Written instruction ::
Output all of the entries below precisely as written.

A block of data
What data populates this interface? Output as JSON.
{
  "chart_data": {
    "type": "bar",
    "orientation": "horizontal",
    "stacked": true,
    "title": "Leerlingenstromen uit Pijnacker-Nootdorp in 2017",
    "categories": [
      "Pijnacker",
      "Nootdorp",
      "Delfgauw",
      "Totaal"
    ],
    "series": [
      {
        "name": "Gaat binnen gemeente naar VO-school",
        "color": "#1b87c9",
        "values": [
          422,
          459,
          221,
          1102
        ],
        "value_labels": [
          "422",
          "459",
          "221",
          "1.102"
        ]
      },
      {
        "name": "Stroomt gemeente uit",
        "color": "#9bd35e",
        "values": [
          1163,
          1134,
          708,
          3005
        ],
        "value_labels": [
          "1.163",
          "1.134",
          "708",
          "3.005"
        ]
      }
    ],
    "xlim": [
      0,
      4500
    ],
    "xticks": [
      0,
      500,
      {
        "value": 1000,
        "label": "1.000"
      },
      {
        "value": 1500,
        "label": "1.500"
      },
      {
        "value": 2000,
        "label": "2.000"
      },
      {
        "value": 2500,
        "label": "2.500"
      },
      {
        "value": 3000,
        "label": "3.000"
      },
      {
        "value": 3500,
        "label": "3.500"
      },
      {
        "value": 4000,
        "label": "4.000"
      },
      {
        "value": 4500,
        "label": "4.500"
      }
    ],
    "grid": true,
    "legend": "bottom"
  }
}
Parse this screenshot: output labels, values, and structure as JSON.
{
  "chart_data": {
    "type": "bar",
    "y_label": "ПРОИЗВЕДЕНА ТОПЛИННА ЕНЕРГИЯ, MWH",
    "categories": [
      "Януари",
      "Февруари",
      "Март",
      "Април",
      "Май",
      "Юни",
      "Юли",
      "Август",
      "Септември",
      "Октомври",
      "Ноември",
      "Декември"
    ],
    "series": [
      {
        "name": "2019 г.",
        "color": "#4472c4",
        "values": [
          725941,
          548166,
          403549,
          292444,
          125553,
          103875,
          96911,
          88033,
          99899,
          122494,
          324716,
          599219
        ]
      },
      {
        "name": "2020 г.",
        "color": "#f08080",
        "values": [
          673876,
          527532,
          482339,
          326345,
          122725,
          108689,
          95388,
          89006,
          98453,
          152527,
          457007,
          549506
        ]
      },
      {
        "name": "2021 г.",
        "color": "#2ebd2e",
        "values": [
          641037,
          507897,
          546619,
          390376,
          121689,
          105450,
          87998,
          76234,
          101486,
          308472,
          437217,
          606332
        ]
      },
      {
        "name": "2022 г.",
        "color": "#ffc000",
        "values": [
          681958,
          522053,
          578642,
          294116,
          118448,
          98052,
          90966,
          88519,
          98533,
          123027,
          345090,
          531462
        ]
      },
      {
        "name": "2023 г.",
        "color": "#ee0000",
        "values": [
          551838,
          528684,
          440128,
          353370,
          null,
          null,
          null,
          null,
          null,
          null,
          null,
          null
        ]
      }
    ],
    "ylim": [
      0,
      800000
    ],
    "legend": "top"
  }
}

Reply ::
What data populates this interface? Output as JSON.
{
  "chart_data": {
    "type": "bar",
    "orientation": "horizontal",
    "stacked": true,
    "title": "Leerlingenstromen uit Pijnacker-Nootdorp in 2017",
    "categories": [
      "Pijnacker",
      "Nootdorp",
      "Delfgauw",
      "Totaal"
    ],
    "series": [
      {
        "name": "Gaat binnen gemeente naar VO-school",
        "color": "#1b87c9",
        "values": [
          422,
          459,
          221,
          1102
        ],
        "value_labels": [
          "422",
          "459",
          "221",
          "1.102"
        ]
      },
      {
        "name": "Stroomt gemeente uit",
        "color": "#9bd35e",
        "values": [
          1163,
          1134,
          708,
          3005
        ],
        "value_labels": [
          "1.163",
          "1.134",
          "708",
          "3.005"
        ]
      }
    ],
    "xlim": [
      0,
      4500
    ],
    "xticks": [
      0,
      500,
      {
        "value": 1000,
        "label": "1.000"
      },
      {
        "value": 1500,
        "label": "1.500"
      },
      {
        "value": 2000,
        "label": "2.000"
      },
      {
        "value": 2500,
        "label": "2.500"
      },
      {
        "value": 3000,
        "label": "3.000"
      },
      {
        "value": 3500,
        "label": "3.500"
      },
      {
        "value": 4000,
        "label": "4.000"
      },
      {
        "value": 4500,
        "label": "4.500"
      }
    ],
    "grid": true,
    "legend": "bottom"
  }
}
Parse this screenshot: output labels, values, and structure as JSON.
{
  "chart_data": {
    "type": "bar",
    "y_label": "ПРОИЗВЕДЕНА ТОПЛИННА ЕНЕРГИЯ, MWH",
    "categories": [
      "Януари",
      "Февруари",
      "Март",
      "Април",
      "Май",
      "Юни",
      "Юли",
      "Август",
      "Септември",
      "Октомври",
      "Ноември",
      "Декември"
    ],
    "series": [
      {
        "name": "2019 г.",
        "color": "#4472c4",
        "values": [
          725941,
          548166,
          403549,
          292444,
          125553,
          103875,
          96911,
          88033,
          99899,
          122494,
          324716,
          599219
        ]
      },
      {
        "name": "2020 г.",
        "color": "#f08080",
        "values": [
          673876,
          527532,
          482339,
          326345,
          122725,
          108689,
          95388,
          89006,
          98453,
          152527,
          457007,
          549506
        ]
      },
      {
        "name": "2021 г.",
        "color": "#2ebd2e",
        "values": [
          641037,
          507897,
          546619,
          390376,
          121689,
          105450,
          87998,
          76234,
          101486,
          308472,
          437217,
          606332
        ]
      },
      {
        "name": "2022 г.",
        "color": "#ffc000",
        "values": [
          681958,
          522053,
          578642,
          294116,
          118448,
          98052,
          90966,
          88519,
          98533,
          123027,
          345090,
          531462
        ]
      },
      {
        "name": "2023 г.",
        "color": "#ee0000",
        "values": [
          551838,
          528684,
          440128,
          353370,
          null,
          null,
          null,
          null,
          null,
          null,
          null,
          null
        ]
      }
    ],
    "ylim": [
      0,
      800000
    ],
    "legend": "top"
  }
}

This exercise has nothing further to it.